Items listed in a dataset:
-- Start --

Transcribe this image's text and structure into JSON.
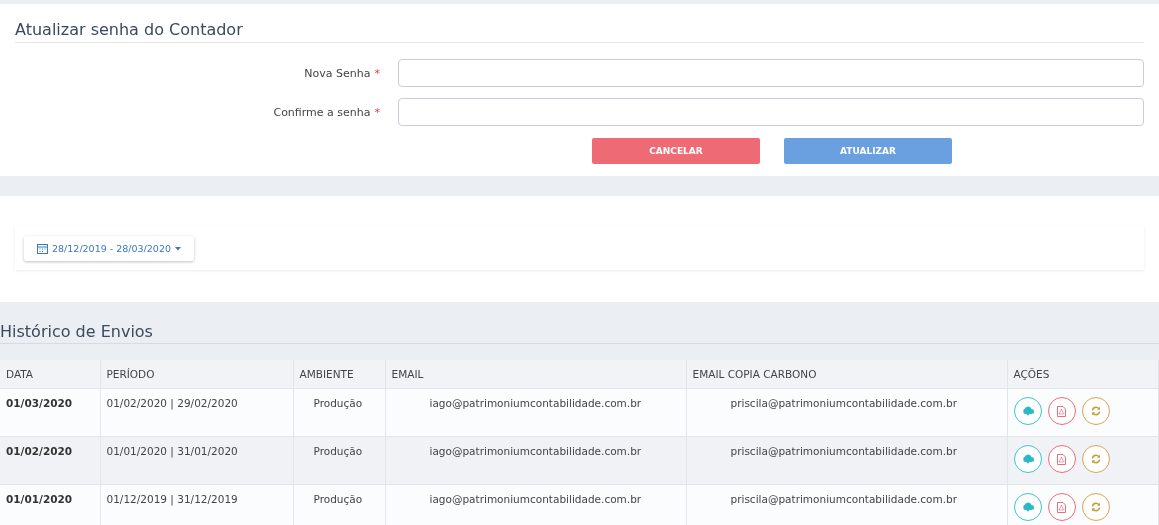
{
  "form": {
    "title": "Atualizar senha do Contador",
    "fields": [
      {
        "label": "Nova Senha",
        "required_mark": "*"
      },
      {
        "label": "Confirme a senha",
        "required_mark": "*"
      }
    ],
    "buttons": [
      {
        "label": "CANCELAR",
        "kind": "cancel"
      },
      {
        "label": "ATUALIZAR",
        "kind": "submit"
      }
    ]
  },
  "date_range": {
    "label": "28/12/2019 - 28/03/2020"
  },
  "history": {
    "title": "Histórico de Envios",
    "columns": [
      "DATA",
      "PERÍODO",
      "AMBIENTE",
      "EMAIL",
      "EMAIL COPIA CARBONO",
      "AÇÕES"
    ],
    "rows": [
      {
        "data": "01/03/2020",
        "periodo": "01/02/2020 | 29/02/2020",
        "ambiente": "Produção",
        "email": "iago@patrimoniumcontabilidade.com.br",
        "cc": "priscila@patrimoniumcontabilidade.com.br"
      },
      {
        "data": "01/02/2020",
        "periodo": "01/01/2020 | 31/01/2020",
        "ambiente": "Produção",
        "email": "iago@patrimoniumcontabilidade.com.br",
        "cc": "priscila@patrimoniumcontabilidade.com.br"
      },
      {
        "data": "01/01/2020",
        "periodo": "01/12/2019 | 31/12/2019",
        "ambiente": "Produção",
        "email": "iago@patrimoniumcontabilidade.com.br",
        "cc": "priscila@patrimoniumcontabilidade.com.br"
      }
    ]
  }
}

-- End --

**TASK STATEMENT:** Repeat the material exactly as it reads, without any of its pictures.

**EXPECTED ANSWER:**
Transcribe this image's text and structure into JSON.
{
  "form": {
    "title": "Atualizar senha do Contador",
    "fields": [
      {
        "label": "Nova Senha",
        "required_mark": "*"
      },
      {
        "label": "Confirme a senha",
        "required_mark": "*"
      }
    ],
    "buttons": [
      {
        "label": "CANCELAR",
        "kind": "cancel"
      },
      {
        "label": "ATUALIZAR",
        "kind": "submit"
      }
    ]
  },
  "date_range": {
    "label": "28/12/2019 - 28/03/2020"
  },
  "history": {
    "title": "Histórico de Envios",
    "columns": [
      "DATA",
      "PERÍODO",
      "AMBIENTE",
      "EMAIL",
      "EMAIL COPIA CARBONO",
      "AÇÕES"
    ],
    "rows": [
      {
        "data": "01/03/2020",
        "periodo": "01/02/2020 | 29/02/2020",
        "ambiente": "Produção",
        "email": "iago@patrimoniumcontabilidade.com.br",
        "cc": "priscila@patrimoniumcontabilidade.com.br"
      },
      {
        "data": "01/02/2020",
        "periodo": "01/01/2020 | 31/01/2020",
        "ambiente": "Produção",
        "email": "iago@patrimoniumcontabilidade.com.br",
        "cc": "priscila@patrimoniumcontabilidade.com.br"
      },
      {
        "data": "01/01/2020",
        "periodo": "01/12/2019 | 31/12/2019",
        "ambiente": "Produção",
        "email": "iago@patrimoniumcontabilidade.com.br",
        "cc": "priscila@patrimoniumcontabilidade.com.br"
      }
    ]
  }
}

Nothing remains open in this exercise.